= PROBLEM REQUIREMENTS =
Convert the lines of the entries from the line containing "Patent image size: (1089, 1046)." through the line containing "The zone 142 is at (738, 352)." into a JSON list of strings, with one string per line and blank lines omitted.
++++ DATA SECTION
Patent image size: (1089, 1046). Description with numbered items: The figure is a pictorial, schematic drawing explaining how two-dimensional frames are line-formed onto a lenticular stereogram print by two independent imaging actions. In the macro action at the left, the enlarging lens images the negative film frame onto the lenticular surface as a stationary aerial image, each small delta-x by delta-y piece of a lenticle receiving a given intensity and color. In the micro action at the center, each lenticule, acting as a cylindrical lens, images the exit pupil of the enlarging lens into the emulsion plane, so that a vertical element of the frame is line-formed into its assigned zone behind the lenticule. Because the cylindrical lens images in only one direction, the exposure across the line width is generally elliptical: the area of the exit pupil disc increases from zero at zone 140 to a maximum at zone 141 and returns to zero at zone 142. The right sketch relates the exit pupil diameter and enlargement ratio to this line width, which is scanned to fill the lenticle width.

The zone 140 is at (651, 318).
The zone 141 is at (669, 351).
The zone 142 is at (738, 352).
++++++++
++++ DATA SECTION
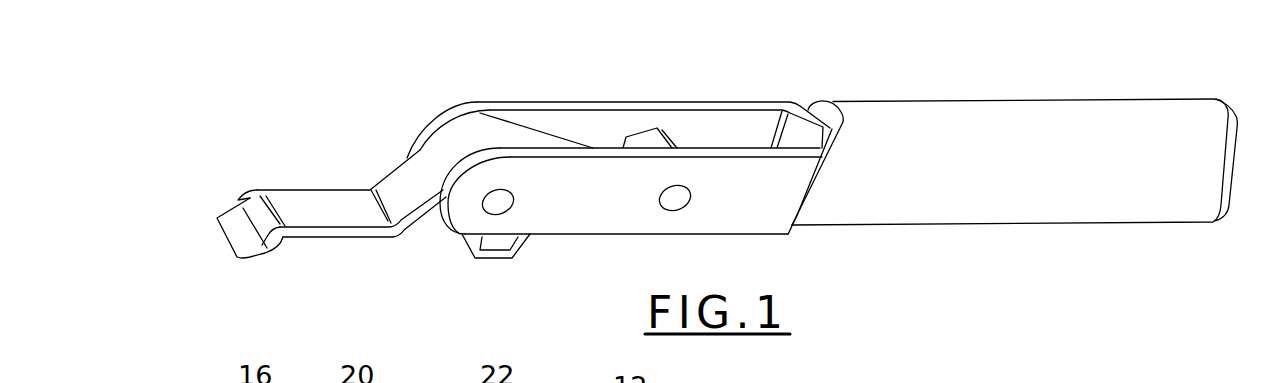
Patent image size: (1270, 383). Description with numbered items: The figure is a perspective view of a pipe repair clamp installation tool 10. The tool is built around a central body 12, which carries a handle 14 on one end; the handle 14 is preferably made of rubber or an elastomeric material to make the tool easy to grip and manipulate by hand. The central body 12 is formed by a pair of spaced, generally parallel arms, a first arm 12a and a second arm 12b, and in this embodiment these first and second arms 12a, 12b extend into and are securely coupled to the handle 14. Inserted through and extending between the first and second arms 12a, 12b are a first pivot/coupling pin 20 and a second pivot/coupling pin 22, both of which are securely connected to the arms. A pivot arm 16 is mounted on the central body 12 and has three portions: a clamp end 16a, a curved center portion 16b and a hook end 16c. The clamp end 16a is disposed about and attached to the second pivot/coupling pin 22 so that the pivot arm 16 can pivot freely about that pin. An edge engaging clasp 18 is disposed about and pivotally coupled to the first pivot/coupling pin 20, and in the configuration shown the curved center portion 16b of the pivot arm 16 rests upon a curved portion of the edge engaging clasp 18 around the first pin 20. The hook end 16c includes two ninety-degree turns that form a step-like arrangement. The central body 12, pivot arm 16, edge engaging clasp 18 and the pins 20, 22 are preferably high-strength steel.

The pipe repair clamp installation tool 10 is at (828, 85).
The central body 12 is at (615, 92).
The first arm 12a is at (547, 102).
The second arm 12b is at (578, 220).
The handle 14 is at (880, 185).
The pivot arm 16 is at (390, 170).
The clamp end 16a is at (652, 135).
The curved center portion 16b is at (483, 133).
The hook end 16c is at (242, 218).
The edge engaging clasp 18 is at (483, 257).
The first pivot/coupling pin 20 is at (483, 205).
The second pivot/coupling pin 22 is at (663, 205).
++++++++
= SOLUTION TO THE EXERCISE =
[
  "Patent image size: (1089, 1046). Description with numbered items: The figure is a pictorial, schematic drawing explaining how two-dimensional frames are line-formed onto a lenticular stereogram print by two independent imaging actions. In the macro action at the left, the enlarging lens images the negative film frame onto the lenticular surface as a stationary aerial image, each small delta-x by delta-y piece of a lenticle receiving a given intensity and color. In the micro action at the center, each lenticule, acting as a cylindrical lens, images the exit pupil of the enlarging lens into the emulsion plane, so that a vertical element of the frame is line-formed into its assigned zone behind the lenticule. Because the cylindrical lens images in only one direction, the exposure across the line width is generally elliptical: the area of the exit pupil disc increases from zero at zone 140 to a maximum at zone 141 and returns to zero at zone 142. The right sketch relates the exit pupil diameter and enlargement ratio to this line width, which is scanned to fill the lenticle width.",
  "The zone 140 is at (651, 318).",
  "The zone 141 is at (669, 351).",
  "The zone 142 is at (738, 352)."
]